The problem: All of the records below should be output exactly.

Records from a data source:
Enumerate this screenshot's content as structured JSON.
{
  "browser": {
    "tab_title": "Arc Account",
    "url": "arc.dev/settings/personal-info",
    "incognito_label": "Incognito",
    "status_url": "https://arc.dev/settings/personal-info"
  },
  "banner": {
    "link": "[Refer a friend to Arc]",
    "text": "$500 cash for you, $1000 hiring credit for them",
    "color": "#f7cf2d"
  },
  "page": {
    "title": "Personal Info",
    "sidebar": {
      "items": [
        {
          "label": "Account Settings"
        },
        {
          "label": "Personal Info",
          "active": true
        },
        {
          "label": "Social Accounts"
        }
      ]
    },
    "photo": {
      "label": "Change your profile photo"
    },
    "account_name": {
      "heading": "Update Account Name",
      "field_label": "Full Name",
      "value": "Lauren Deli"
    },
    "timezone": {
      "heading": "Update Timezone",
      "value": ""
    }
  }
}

Final answer:
Enumerate this screenshot's content as structured JSON.
{
  "browser": {
    "tab_title": "Arc Account",
    "url": "arc.dev/settings/personal-info",
    "incognito_label": "Incognito",
    "status_url": "https://arc.dev/settings/personal-info"
  },
  "banner": {
    "link": "[Refer a friend to Arc]",
    "text": "$500 cash for you, $1000 hiring credit for them",
    "color": "#f7cf2d"
  },
  "page": {
    "title": "Personal Info",
    "sidebar": {
      "items": [
        {
          "label": "Account Settings"
        },
        {
          "label": "Personal Info",
          "active": true
        },
        {
          "label": "Social Accounts"
        }
      ]
    },
    "photo": {
      "label": "Change your profile photo"
    },
    "account_name": {
      "heading": "Update Account Name",
      "field_label": "Full Name",
      "value": "Lauren Deli"
    },
    "timezone": {
      "heading": "Update Timezone",
      "value": ""
    }
  }
}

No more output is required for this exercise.